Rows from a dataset
__________________________________________________

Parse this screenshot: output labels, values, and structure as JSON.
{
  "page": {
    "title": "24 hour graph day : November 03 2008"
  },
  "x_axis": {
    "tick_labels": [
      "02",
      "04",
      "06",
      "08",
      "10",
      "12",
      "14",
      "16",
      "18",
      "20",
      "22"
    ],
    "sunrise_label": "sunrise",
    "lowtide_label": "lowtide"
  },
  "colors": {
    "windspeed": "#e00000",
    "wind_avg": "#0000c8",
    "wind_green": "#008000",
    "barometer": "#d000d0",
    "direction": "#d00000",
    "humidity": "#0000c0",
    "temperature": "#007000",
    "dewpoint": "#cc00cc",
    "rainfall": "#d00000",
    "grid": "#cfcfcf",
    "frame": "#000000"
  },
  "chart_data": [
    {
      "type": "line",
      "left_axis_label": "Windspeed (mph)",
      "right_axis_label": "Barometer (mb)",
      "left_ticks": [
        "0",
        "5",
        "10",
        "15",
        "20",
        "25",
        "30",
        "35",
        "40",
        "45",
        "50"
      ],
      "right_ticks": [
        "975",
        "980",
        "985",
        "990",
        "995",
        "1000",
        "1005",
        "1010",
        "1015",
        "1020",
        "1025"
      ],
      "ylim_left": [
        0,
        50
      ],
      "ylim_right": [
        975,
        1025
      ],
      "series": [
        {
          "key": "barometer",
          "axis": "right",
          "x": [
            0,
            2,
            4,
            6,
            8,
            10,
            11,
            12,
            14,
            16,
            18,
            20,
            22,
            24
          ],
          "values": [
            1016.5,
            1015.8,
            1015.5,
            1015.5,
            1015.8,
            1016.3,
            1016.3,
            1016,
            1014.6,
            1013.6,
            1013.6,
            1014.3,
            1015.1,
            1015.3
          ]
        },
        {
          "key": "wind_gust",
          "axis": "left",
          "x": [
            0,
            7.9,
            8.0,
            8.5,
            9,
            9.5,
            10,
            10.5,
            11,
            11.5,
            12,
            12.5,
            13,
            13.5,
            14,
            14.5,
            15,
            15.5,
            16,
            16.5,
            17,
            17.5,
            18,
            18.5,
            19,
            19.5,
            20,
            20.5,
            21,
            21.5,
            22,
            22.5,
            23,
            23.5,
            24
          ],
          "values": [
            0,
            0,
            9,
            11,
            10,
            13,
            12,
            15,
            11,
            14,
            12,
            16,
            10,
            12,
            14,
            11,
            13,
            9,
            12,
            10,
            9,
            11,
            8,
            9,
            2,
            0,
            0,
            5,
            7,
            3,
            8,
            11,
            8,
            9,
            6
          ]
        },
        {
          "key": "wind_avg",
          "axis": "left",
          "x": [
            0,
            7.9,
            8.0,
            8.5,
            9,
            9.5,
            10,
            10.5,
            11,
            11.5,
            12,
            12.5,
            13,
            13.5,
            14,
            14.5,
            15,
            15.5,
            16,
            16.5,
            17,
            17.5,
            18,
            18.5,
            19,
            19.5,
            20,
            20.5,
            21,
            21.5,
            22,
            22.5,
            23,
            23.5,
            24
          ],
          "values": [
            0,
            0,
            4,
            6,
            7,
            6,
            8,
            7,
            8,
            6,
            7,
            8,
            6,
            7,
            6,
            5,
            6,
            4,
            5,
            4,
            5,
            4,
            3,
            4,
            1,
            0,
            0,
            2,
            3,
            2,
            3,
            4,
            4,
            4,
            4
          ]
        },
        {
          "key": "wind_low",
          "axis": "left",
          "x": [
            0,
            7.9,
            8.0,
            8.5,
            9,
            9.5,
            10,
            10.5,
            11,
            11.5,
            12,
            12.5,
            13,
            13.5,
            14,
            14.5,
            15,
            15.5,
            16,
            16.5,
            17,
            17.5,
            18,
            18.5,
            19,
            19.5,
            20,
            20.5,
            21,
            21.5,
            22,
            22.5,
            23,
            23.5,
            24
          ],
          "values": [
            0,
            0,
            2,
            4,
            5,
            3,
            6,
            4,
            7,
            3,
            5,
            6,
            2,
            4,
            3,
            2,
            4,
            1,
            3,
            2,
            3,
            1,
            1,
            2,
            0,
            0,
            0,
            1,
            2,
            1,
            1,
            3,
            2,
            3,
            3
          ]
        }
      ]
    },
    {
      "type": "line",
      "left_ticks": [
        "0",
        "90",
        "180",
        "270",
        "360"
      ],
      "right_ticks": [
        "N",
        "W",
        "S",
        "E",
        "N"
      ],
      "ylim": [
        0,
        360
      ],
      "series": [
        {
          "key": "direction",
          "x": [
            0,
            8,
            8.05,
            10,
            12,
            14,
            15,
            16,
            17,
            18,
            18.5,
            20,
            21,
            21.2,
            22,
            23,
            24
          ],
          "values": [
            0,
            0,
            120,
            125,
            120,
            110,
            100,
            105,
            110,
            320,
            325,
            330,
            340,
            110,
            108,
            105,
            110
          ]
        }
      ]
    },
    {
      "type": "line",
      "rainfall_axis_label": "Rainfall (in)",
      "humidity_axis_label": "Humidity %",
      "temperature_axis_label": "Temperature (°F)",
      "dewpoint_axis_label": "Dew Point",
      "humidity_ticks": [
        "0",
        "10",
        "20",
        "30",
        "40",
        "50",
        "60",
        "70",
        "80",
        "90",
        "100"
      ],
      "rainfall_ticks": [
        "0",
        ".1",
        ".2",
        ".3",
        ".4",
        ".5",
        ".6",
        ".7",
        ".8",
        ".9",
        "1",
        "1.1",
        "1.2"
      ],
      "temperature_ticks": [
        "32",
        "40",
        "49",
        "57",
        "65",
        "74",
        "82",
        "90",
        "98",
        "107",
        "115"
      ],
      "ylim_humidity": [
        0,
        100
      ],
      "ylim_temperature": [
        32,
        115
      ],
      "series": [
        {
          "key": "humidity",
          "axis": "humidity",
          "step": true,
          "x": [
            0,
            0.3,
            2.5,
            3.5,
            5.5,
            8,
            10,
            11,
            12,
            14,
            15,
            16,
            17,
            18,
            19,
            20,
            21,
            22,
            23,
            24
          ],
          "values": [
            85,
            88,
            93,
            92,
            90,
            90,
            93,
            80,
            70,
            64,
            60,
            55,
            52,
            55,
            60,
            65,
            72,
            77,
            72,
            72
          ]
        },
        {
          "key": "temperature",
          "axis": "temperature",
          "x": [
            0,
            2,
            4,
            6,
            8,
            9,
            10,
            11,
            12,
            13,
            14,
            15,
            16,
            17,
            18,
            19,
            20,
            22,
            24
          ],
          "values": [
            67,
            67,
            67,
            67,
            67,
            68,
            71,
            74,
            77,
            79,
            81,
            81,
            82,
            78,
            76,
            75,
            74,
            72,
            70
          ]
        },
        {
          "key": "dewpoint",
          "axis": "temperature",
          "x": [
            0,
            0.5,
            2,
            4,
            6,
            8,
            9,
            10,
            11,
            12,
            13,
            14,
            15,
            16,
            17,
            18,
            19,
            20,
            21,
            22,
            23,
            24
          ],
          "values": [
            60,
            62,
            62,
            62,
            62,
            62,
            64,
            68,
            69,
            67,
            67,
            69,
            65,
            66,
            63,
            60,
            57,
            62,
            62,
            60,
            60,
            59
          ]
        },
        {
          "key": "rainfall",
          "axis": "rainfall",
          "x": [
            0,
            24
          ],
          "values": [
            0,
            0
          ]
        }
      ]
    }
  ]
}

__________________________________________________

• PROBLEM TO WORK ON:
Extract every record. Keep wording exact.

• EXPECTED ANSWER:
Parse this screenshot: output labels, values, and structure as JSON.
{
  "page": {
    "title": "24 hour graph day : November 03 2008"
  },
  "x_axis": {
    "tick_labels": [
      "02",
      "04",
      "06",
      "08",
      "10",
      "12",
      "14",
      "16",
      "18",
      "20",
      "22"
    ],
    "sunrise_label": "sunrise",
    "lowtide_label": "lowtide"
  },
  "colors": {
    "windspeed": "#e00000",
    "wind_avg": "#0000c8",
    "wind_green": "#008000",
    "barometer": "#d000d0",
    "direction": "#d00000",
    "humidity": "#0000c0",
    "temperature": "#007000",
    "dewpoint": "#cc00cc",
    "rainfall": "#d00000",
    "grid": "#cfcfcf",
    "frame": "#000000"
  },
  "chart_data": [
    {
      "type": "line",
      "left_axis_label": "Windspeed (mph)",
      "right_axis_label": "Barometer (mb)",
      "left_ticks": [
        "0",
        "5",
        "10",
        "15",
        "20",
        "25",
        "30",
        "35",
        "40",
        "45",
        "50"
      ],
      "right_ticks": [
        "975",
        "980",
        "985",
        "990",
        "995",
        "1000",
        "1005",
        "1010",
        "1015",
        "1020",
        "1025"
      ],
      "ylim_left": [
        0,
        50
      ],
      "ylim_right": [
        975,
        1025
      ],
      "series": [
        {
          "key": "barometer",
          "axis": "right",
          "x": [
            0,
            2,
            4,
            6,
            8,
            10,
            11,
            12,
            14,
            16,
            18,
            20,
            22,
            24
          ],
          "values": [
            1016.5,
            1015.8,
            1015.5,
            1015.5,
            1015.8,
            1016.3,
            1016.3,
            1016,
            1014.6,
            1013.6,
            1013.6,
            1014.3,
            1015.1,
            1015.3
          ]
        },
        {
          "key": "wind_gust",
          "axis": "left",
          "x": [
            0,
            7.9,
            8.0,
            8.5,
            9,
            9.5,
            10,
            10.5,
            11,
            11.5,
            12,
            12.5,
            13,
            13.5,
            14,
            14.5,
            15,
            15.5,
            16,
            16.5,
            17,
            17.5,
            18,
            18.5,
            19,
            19.5,
            20,
            20.5,
            21,
            21.5,
            22,
            22.5,
            23,
            23.5,
            24
          ],
          "values": [
            0,
            0,
            9,
            11,
            10,
            13,
            12,
            15,
            11,
            14,
            12,
            16,
            10,
            12,
            14,
            11,
            13,
            9,
            12,
            10,
            9,
            11,
            8,
            9,
            2,
            0,
            0,
            5,
            7,
            3,
            8,
            11,
            8,
            9,
            6
          ]
        },
        {
          "key": "wind_avg",
          "axis": "left",
          "x": [
            0,
            7.9,
            8.0,
            8.5,
            9,
            9.5,
            10,
            10.5,
            11,
            11.5,
            12,
            12.5,
            13,
            13.5,
            14,
            14.5,
            15,
            15.5,
            16,
            16.5,
            17,
            17.5,
            18,
            18.5,
            19,
            19.5,
            20,
            20.5,
            21,
            21.5,
            22,
            22.5,
            23,
            23.5,
            24
          ],
          "values": [
            0,
            0,
            4,
            6,
            7,
            6,
            8,
            7,
            8,
            6,
            7,
            8,
            6,
            7,
            6,
            5,
            6,
            4,
            5,
            4,
            5,
            4,
            3,
            4,
            1,
            0,
            0,
            2,
            3,
            2,
            3,
            4,
            4,
            4,
            4
          ]
        },
        {
          "key": "wind_low",
          "axis": "left",
          "x": [
            0,
            7.9,
            8.0,
            8.5,
            9,
            9.5,
            10,
            10.5,
            11,
            11.5,
            12,
            12.5,
            13,
            13.5,
            14,
            14.5,
            15,
            15.5,
            16,
            16.5,
            17,
            17.5,
            18,
            18.5,
            19,
            19.5,
            20,
            20.5,
            21,
            21.5,
            22,
            22.5,
            23,
            23.5,
            24
          ],
          "values": [
            0,
            0,
            2,
            4,
            5,
            3,
            6,
            4,
            7,
            3,
            5,
            6,
            2,
            4,
            3,
            2,
            4,
            1,
            3,
            2,
            3,
            1,
            1,
            2,
            0,
            0,
            0,
            1,
            2,
            1,
            1,
            3,
            2,
            3,
            3
          ]
        }
      ]
    },
    {
      "type": "line",
      "left_ticks": [
        "0",
        "90",
        "180",
        "270",
        "360"
      ],
      "right_ticks": [
        "N",
        "W",
        "S",
        "E",
        "N"
      ],
      "ylim": [
        0,
        360
      ],
      "series": [
        {
          "key": "direction",
          "x": [
            0,
            8,
            8.05,
            10,
            12,
            14,
            15,
            16,
            17,
            18,
            18.5,
            20,
            21,
            21.2,
            22,
            23,
            24
          ],
          "values": [
            0,
            0,
            120,
            125,
            120,
            110,
            100,
            105,
            110,
            320,
            325,
            330,
            340,
            110,
            108,
            105,
            110
          ]
        }
      ]
    },
    {
      "type": "line",
      "rainfall_axis_label": "Rainfall (in)",
      "humidity_axis_label": "Humidity %",
      "temperature_axis_label": "Temperature (°F)",
      "dewpoint_axis_label": "Dew Point",
      "humidity_ticks": [
        "0",
        "10",
        "20",
        "30",
        "40",
        "50",
        "60",
        "70",
        "80",
        "90",
        "100"
      ],
      "rainfall_ticks": [
        "0",
        ".1",
        ".2",
        ".3",
        ".4",
        ".5",
        ".6",
        ".7",
        ".8",
        ".9",
        "1",
        "1.1",
        "1.2"
      ],
      "temperature_ticks": [
        "32",
        "40",
        "49",
        "57",
        "65",
        "74",
        "82",
        "90",
        "98",
        "107",
        "115"
      ],
      "ylim_humidity": [
        0,
        100
      ],
      "ylim_temperature": [
        32,
        115
      ],
      "series": [
        {
          "key": "humidity",
          "axis": "humidity",
          "step": true,
          "x": [
            0,
            0.3,
            2.5,
            3.5,
            5.5,
            8,
            10,
            11,
            12,
            14,
            15,
            16,
            17,
            18,
            19,
            20,
            21,
            22,
            23,
            24
          ],
          "values": [
            85,
            88,
            93,
            92,
            90,
            90,
            93,
            80,
            70,
            64,
            60,
            55,
            52,
            55,
            60,
            65,
            72,
            77,
            72,
            72
          ]
        },
        {
          "key": "temperature",
          "axis": "temperature",
          "x": [
            0,
            2,
            4,
            6,
            8,
            9,
            10,
            11,
            12,
            13,
            14,
            15,
            16,
            17,
            18,
            19,
            20,
            22,
            24
          ],
          "values": [
            67,
            67,
            67,
            67,
            67,
            68,
            71,
            74,
            77,
            79,
            81,
            81,
            82,
            78,
            76,
            75,
            74,
            72,
            70
          ]
        },
        {
          "key": "dewpoint",
          "axis": "temperature",
          "x": [
            0,
            0.5,
            2,
            4,
            6,
            8,
            9,
            10,
            11,
            12,
            13,
            14,
            15,
            16,
            17,
            18,
            19,
            20,
            21,
            22,
            23,
            24
          ],
          "values": [
            60,
            62,
            62,
            62,
            62,
            62,
            64,
            68,
            69,
            67,
            67,
            69,
            65,
            66,
            63,
            60,
            57,
            62,
            62,
            60,
            60,
            59
          ]
        },
        {
          "key": "rainfall",
          "axis": "rainfall",
          "x": [
            0,
            24
          ],
          "values": [
            0,
            0
          ]
        }
      ]
    }
  ]
}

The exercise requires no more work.